**Set exercise**
Copy the items between the lines holding "candidate-digit: 9 — [346, 87, 353, 100]" and "cell-r5c8[interactable]: 9 —", inclusive, renaming "candidate-grid" to "note-grid" wherever it occurs and leaving everything else unchanged.

[Saved entries]
· · · · · · ·
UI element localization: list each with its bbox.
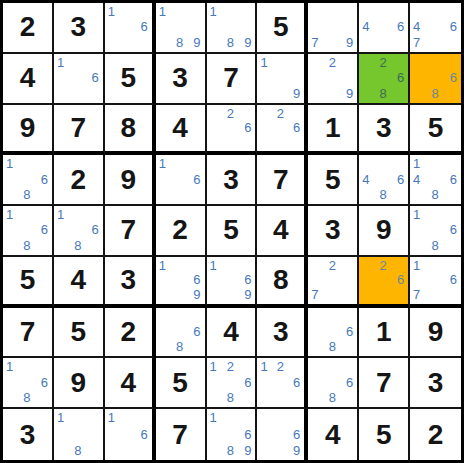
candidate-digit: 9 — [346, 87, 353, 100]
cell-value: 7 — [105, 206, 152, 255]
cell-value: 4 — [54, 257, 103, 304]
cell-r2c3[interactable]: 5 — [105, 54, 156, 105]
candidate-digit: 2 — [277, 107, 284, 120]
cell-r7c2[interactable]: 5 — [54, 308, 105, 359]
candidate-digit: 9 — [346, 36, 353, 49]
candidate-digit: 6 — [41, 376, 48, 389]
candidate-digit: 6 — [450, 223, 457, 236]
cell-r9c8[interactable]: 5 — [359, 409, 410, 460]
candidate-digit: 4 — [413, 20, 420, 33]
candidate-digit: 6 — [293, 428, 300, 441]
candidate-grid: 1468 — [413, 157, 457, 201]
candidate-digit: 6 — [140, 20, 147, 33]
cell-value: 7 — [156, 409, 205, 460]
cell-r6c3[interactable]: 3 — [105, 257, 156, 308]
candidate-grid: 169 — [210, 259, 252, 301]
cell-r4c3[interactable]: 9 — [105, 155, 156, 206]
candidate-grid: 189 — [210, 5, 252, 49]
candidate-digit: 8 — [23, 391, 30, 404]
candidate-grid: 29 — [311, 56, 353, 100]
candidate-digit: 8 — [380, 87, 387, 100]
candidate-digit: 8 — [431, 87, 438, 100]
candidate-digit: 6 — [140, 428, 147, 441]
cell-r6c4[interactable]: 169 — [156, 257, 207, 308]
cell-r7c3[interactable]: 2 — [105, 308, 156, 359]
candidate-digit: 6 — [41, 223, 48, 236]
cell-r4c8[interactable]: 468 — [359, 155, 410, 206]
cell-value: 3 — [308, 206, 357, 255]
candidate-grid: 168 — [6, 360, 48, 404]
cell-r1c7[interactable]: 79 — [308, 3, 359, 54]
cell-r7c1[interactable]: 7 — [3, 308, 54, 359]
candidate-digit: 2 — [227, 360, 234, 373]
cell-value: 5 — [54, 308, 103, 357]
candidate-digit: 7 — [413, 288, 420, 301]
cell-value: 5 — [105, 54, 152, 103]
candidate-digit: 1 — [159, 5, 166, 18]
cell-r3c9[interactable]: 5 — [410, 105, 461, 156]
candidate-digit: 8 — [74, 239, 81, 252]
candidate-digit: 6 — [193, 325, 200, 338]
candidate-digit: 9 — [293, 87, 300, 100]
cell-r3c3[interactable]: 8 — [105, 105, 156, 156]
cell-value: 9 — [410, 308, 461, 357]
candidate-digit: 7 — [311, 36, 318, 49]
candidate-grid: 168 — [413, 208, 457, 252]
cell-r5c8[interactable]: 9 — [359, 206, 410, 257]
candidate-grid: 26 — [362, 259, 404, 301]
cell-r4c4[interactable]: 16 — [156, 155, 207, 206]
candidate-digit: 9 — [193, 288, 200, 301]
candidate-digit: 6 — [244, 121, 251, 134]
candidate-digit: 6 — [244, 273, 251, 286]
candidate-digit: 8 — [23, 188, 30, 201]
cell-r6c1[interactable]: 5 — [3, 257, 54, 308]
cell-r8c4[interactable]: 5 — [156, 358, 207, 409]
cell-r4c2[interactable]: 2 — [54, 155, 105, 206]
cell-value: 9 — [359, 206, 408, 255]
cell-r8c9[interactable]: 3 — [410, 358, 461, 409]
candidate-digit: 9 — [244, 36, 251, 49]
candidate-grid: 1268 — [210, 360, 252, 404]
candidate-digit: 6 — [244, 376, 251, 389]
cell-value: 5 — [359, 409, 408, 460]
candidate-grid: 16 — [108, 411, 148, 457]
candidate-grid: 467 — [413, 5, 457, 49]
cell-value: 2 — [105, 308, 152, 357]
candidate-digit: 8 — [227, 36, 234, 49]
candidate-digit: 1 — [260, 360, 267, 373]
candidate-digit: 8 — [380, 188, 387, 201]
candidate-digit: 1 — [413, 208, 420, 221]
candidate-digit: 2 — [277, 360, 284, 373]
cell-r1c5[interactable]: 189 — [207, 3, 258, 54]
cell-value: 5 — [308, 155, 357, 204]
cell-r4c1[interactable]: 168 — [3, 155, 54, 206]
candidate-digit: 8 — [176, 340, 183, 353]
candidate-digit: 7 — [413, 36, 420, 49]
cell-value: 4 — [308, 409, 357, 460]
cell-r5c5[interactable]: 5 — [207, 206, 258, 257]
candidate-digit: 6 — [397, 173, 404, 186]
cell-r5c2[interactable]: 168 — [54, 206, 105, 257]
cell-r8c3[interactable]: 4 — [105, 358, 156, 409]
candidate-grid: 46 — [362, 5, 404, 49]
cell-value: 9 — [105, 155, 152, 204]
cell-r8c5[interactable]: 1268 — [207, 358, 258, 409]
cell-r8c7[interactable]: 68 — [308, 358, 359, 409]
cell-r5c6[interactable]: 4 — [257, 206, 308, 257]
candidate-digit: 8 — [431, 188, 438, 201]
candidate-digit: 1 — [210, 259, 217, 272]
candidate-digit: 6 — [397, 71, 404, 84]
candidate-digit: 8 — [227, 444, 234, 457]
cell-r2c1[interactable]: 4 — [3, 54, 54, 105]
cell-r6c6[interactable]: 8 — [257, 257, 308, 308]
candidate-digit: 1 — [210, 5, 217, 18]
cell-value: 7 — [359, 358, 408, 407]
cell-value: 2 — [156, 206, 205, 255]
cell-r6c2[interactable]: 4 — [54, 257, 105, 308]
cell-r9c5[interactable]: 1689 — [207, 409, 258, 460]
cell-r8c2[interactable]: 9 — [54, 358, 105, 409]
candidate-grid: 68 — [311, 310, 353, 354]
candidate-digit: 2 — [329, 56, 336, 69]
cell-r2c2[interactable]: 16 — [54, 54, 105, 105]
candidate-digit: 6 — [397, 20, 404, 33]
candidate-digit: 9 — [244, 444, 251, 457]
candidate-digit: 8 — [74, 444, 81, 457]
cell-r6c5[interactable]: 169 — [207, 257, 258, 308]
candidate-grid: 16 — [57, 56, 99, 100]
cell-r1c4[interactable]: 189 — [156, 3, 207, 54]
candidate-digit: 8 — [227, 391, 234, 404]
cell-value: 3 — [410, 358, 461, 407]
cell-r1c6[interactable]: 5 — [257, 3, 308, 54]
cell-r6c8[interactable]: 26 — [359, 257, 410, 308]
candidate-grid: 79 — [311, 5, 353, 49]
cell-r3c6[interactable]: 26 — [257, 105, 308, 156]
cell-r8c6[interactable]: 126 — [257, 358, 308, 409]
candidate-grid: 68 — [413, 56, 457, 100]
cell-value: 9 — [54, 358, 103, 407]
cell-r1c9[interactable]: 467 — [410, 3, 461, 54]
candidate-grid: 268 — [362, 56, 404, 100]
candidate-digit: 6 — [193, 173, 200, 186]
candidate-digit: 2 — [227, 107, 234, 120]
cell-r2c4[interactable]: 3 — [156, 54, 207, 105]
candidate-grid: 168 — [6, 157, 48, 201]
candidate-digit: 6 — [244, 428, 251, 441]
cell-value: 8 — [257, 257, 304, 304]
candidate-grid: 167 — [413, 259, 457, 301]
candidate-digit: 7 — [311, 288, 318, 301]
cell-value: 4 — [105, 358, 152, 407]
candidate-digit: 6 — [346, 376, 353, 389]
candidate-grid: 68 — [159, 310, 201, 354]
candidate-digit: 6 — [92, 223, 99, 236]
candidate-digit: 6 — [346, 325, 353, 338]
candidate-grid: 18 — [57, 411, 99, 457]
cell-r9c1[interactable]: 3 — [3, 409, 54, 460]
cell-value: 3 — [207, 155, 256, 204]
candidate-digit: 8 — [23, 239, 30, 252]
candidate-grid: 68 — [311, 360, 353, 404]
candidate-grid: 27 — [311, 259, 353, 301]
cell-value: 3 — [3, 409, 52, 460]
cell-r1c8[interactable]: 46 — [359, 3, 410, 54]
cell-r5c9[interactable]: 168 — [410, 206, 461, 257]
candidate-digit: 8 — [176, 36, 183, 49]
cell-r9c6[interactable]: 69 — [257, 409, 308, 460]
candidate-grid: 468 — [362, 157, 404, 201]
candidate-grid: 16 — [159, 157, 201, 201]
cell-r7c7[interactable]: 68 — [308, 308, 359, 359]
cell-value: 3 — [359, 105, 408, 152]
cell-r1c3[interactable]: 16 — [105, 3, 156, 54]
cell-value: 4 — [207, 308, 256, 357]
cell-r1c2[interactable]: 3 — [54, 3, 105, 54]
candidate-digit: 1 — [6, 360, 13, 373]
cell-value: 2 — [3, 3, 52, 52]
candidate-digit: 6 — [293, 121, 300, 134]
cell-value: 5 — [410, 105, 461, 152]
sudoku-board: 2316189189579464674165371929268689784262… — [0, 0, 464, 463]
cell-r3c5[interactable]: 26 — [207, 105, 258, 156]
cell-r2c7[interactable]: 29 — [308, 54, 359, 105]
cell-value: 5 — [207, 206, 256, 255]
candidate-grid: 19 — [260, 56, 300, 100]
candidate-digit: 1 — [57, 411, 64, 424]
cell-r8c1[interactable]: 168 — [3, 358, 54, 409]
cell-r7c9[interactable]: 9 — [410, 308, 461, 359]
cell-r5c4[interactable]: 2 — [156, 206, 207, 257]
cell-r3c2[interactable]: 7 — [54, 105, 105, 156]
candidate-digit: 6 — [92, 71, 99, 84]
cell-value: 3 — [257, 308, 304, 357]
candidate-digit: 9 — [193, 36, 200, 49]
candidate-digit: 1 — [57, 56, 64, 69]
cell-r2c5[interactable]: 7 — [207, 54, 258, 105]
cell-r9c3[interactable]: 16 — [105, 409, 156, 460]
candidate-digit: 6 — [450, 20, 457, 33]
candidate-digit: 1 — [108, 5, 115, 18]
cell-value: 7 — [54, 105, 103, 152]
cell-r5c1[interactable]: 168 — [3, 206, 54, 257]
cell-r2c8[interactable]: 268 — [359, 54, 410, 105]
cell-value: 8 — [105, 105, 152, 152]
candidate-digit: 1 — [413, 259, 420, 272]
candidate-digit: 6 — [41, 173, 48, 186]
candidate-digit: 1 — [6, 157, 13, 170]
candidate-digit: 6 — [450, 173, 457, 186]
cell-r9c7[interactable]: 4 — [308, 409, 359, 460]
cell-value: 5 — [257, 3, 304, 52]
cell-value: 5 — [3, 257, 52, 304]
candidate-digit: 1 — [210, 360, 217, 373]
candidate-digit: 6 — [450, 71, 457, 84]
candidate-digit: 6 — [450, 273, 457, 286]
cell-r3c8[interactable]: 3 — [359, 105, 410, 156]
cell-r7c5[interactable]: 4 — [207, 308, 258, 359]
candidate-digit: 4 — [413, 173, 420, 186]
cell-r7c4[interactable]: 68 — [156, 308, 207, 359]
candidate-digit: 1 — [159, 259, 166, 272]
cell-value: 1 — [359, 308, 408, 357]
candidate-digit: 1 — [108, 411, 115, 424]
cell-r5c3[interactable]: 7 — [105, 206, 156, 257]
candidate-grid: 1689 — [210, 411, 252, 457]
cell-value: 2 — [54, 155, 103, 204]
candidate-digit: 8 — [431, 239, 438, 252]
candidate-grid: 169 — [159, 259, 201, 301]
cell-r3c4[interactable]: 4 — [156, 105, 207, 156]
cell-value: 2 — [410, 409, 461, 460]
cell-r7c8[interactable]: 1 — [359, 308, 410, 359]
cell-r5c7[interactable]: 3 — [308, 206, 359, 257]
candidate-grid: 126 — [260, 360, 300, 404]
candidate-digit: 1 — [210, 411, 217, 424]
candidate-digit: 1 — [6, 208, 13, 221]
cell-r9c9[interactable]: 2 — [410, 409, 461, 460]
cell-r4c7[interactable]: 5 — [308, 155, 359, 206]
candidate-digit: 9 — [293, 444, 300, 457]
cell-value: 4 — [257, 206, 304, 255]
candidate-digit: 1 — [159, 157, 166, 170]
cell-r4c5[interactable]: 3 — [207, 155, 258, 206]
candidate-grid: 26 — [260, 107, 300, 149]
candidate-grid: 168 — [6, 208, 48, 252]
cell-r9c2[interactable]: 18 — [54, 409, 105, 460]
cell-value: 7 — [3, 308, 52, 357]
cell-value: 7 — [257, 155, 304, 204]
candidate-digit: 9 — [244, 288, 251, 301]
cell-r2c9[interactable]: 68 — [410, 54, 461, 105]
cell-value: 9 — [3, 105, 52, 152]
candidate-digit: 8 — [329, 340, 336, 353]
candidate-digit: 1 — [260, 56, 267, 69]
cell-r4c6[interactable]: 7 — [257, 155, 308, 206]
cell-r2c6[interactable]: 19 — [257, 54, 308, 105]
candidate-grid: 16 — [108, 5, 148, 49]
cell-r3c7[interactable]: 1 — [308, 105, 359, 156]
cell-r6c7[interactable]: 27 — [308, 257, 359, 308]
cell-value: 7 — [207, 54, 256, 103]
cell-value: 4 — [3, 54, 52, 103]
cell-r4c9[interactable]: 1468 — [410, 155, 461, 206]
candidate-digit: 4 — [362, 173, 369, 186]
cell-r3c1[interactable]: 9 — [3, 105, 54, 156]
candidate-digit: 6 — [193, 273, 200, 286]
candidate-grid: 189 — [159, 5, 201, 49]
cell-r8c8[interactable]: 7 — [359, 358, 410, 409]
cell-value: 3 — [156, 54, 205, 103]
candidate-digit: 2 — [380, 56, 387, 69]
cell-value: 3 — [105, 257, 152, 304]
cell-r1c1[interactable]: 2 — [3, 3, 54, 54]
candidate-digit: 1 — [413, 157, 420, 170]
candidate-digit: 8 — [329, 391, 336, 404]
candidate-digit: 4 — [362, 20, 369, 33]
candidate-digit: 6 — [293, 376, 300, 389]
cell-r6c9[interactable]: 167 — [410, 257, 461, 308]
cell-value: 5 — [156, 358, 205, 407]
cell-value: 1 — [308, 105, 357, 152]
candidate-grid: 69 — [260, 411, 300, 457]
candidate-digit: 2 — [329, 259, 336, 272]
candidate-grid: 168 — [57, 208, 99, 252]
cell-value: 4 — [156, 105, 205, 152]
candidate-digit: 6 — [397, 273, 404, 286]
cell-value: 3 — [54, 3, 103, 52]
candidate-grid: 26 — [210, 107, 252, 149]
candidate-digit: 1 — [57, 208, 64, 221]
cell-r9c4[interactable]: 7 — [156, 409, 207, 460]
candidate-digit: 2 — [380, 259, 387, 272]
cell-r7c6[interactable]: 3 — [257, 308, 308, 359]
· · · · · · ·
**Answer to this problem**
candidate-digit: 9 — [346, 87, 353, 100]
cell-value: 7 — [105, 206, 152, 255]
cell-value: 4 — [54, 257, 103, 304]
cell-r2c3[interactable]: 5 — [105, 54, 156, 105]
candidate-digit: 2 — [277, 107, 284, 120]
cell-r7c2[interactable]: 5 — [54, 308, 105, 359]
candidate-digit: 9 — [346, 36, 353, 49]
candidate-digit: 6 — [41, 376, 48, 389]
candidate-digit: 6 — [450, 223, 457, 236]
cell-r9c8[interactable]: 5 — [359, 409, 410, 460]
candidate-digit: 4 — [413, 20, 420, 33]
candidate-digit: 6 — [293, 428, 300, 441]
note-grid: 1468 — [413, 157, 457, 201]
candidate-digit: 6 — [140, 20, 147, 33]
cell-value: 7 — [156, 409, 205, 460]
cell-r6c3[interactable]: 3 — [105, 257, 156, 308]
note-grid: 169 — [210, 259, 252, 301]
cell-r4c3[interactable]: 9 — [105, 155, 156, 206]
note-grid: 189 — [210, 5, 252, 49]
candidate-digit: 8 — [23, 391, 30, 404]
note-grid: 29 — [311, 56, 353, 100]
candidate-digit: 8 — [380, 87, 387, 100]
candidate-digit: 8 — [431, 87, 438, 100]
candidate-digit: 6 — [140, 428, 147, 441]
cell-r6c4[interactable]: 169 — [156, 257, 207, 308]
cell-r7c3[interactable]: 2 — [105, 308, 156, 359]
candidate-digit: 6 — [41, 223, 48, 236]
cell-r4c8[interactable]: 468 — [359, 155, 410, 206]
cell-value: 3 — [308, 206, 357, 255]
note-grid: 168 — [6, 360, 48, 404]
cell-r1c7[interactable]: 79 — [308, 3, 359, 54]
cell-r7c1[interactable]: 7 — [3, 308, 54, 359]
candidate-digit: 2 — [227, 360, 234, 373]
cell-value: 5 — [54, 308, 103, 357]
candidate-digit: 7 — [413, 288, 420, 301]
cell-value: 5 — [105, 54, 152, 103]
candidate-digit: 1 — [159, 5, 166, 18]
cell-r3c9[interactable]: 5 — [410, 105, 461, 156]
candidate-digit: 8 — [74, 239, 81, 252]
candidate-digit: 6 — [193, 325, 200, 338]
candidate-digit: 9 — [293, 87, 300, 100]
cell-r3c3[interactable]: 8 — [105, 105, 156, 156]
cell-value: 9 — [410, 308, 461, 357]
candidate-digit: 7 — [311, 36, 318, 49]
note-grid: 168 — [413, 208, 457, 252]
cell-r5c8[interactable]: 9 — [359, 206, 410, 257]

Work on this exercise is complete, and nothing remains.